Dataset entries on figures

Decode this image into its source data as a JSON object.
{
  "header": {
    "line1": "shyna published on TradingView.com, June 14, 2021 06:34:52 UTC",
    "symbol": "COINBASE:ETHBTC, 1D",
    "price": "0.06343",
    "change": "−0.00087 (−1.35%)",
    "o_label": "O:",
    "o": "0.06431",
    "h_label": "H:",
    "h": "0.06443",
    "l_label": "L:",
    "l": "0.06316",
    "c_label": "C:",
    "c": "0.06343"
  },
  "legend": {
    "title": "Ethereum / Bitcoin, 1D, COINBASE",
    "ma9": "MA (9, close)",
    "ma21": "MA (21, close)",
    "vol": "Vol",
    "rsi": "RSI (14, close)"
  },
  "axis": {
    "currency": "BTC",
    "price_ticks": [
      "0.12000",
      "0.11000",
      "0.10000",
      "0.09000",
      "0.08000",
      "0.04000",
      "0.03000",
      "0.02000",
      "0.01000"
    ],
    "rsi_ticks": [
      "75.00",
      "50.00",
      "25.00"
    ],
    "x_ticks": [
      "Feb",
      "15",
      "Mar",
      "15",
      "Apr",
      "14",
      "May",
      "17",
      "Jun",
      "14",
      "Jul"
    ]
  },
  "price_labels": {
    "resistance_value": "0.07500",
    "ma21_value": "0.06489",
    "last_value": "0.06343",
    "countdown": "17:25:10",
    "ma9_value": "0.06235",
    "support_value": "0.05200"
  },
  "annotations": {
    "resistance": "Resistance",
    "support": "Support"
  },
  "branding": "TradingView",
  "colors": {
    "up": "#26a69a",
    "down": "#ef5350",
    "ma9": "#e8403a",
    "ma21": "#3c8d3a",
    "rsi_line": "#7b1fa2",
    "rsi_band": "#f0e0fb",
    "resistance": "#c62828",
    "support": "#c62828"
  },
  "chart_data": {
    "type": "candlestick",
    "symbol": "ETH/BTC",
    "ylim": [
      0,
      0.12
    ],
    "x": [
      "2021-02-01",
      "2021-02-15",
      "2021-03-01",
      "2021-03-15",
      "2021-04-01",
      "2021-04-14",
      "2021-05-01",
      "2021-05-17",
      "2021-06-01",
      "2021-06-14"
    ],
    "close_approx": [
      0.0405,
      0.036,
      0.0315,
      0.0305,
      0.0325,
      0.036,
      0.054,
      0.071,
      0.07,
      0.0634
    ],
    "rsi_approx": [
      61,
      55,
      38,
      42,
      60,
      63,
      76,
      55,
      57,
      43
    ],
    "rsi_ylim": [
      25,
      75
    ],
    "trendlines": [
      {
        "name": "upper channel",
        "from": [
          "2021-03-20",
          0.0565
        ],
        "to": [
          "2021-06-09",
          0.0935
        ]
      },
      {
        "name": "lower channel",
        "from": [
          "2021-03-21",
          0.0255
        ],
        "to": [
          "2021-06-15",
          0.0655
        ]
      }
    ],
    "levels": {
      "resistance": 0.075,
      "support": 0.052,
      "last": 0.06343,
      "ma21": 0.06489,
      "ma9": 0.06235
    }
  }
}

## Objective
Print all of the data exactly as it was given.

## Reply to the exercise
Decode this image into its source data as a JSON object.
{
  "header": {
    "line1": "shyna published on TradingView.com, June 14, 2021 06:34:52 UTC",
    "symbol": "COINBASE:ETHBTC, 1D",
    "price": "0.06343",
    "change": "−0.00087 (−1.35%)",
    "o_label": "O:",
    "o": "0.06431",
    "h_label": "H:",
    "h": "0.06443",
    "l_label": "L:",
    "l": "0.06316",
    "c_label": "C:",
    "c": "0.06343"
  },
  "legend": {
    "title": "Ethereum / Bitcoin, 1D, COINBASE",
    "ma9": "MA (9, close)",
    "ma21": "MA (21, close)",
    "vol": "Vol",
    "rsi": "RSI (14, close)"
  },
  "axis": {
    "currency": "BTC",
    "price_ticks": [
      "0.12000",
      "0.11000",
      "0.10000",
      "0.09000",
      "0.08000",
      "0.04000",
      "0.03000",
      "0.02000",
      "0.01000"
    ],
    "rsi_ticks": [
      "75.00",
      "50.00",
      "25.00"
    ],
    "x_ticks": [
      "Feb",
      "15",
      "Mar",
      "15",
      "Apr",
      "14",
      "May",
      "17",
      "Jun",
      "14",
      "Jul"
    ]
  },
  "price_labels": {
    "resistance_value": "0.07500",
    "ma21_value": "0.06489",
    "last_value": "0.06343",
    "countdown": "17:25:10",
    "ma9_value": "0.06235",
    "support_value": "0.05200"
  },
  "annotations": {
    "resistance": "Resistance",
    "support": "Support"
  },
  "branding": "TradingView",
  "colors": {
    "up": "#26a69a",
    "down": "#ef5350",
    "ma9": "#e8403a",
    "ma21": "#3c8d3a",
    "rsi_line": "#7b1fa2",
    "rsi_band": "#f0e0fb",
    "resistance": "#c62828",
    "support": "#c62828"
  },
  "chart_data": {
    "type": "candlestick",
    "symbol": "ETH/BTC",
    "ylim": [
      0,
      0.12
    ],
    "x": [
      "2021-02-01",
      "2021-02-15",
      "2021-03-01",
      "2021-03-15",
      "2021-04-01",
      "2021-04-14",
      "2021-05-01",
      "2021-05-17",
      "2021-06-01",
      "2021-06-14"
    ],
    "close_approx": [
      0.0405,
      0.036,
      0.0315,
      0.0305,
      0.0325,
      0.036,
      0.054,
      0.071,
      0.07,
      0.0634
    ],
    "rsi_approx": [
      61,
      55,
      38,
      42,
      60,
      63,
      76,
      55,
      57,
      43
    ],
    "rsi_ylim": [
      25,
      75
    ],
    "trendlines": [
      {
        "name": "upper channel",
        "from": [
          "2021-03-20",
          0.0565
        ],
        "to": [
          "2021-06-09",
          0.0935
        ]
      },
      {
        "name": "lower channel",
        "from": [
          "2021-03-21",
          0.0255
        ],
        "to": [
          "2021-06-15",
          0.0655
        ]
      }
    ],
    "levels": {
      "resistance": 0.075,
      "support": 0.052,
      "last": 0.06343,
      "ma21": 0.06489,
      "ma9": 0.06235
    }
  }
}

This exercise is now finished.